Records excerpted from a collection:

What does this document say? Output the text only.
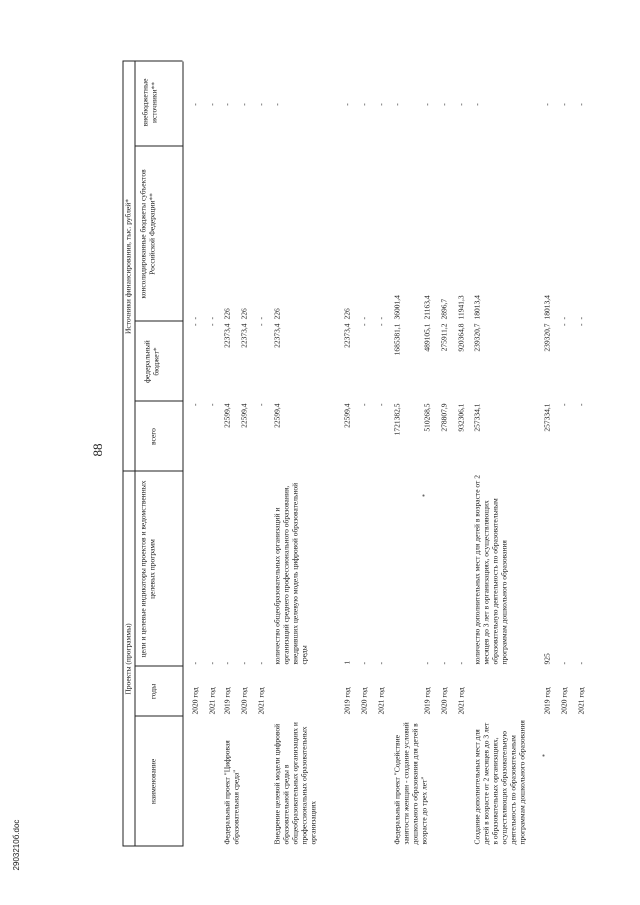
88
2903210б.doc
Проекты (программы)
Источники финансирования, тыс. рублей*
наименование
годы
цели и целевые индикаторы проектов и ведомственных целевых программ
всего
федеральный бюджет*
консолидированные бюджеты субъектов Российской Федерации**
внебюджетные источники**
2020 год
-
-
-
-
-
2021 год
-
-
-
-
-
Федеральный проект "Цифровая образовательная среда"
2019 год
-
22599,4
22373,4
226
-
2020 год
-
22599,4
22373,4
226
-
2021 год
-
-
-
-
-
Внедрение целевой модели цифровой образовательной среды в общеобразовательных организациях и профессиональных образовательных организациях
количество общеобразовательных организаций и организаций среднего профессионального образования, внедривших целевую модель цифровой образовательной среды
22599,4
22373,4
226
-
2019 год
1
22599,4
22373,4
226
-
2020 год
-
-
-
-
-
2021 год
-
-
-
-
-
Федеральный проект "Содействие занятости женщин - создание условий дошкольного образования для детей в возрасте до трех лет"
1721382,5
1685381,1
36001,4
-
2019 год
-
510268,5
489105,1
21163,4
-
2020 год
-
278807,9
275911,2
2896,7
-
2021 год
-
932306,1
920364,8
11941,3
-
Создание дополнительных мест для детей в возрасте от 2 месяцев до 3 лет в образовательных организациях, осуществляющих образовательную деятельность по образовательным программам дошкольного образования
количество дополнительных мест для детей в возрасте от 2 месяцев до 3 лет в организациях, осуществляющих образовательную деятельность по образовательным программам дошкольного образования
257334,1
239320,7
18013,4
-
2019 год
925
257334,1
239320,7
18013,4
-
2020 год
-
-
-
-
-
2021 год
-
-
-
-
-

--

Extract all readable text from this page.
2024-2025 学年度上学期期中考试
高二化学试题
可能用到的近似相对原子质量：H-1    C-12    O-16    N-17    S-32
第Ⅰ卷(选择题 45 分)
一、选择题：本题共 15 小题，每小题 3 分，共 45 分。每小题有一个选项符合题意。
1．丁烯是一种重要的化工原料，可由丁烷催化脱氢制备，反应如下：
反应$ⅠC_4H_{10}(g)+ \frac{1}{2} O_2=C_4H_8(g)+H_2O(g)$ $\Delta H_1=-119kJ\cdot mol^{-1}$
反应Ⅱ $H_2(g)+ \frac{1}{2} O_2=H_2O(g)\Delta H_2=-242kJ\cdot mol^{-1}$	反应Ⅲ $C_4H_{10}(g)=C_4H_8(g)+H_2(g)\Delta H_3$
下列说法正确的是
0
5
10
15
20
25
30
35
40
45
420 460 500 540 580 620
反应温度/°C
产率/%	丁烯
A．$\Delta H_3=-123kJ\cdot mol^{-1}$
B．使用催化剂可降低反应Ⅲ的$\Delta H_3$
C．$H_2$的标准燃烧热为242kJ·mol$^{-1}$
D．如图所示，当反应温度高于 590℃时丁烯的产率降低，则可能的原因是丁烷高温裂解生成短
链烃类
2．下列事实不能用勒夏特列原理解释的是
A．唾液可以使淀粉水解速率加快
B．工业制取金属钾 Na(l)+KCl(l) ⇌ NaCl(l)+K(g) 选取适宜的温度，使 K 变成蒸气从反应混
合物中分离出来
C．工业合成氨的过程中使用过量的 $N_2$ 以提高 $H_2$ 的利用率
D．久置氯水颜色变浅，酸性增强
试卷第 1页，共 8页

What to do: In the material above, how many lines hold the word "cdot"? Say only the number.

Exercise output: 3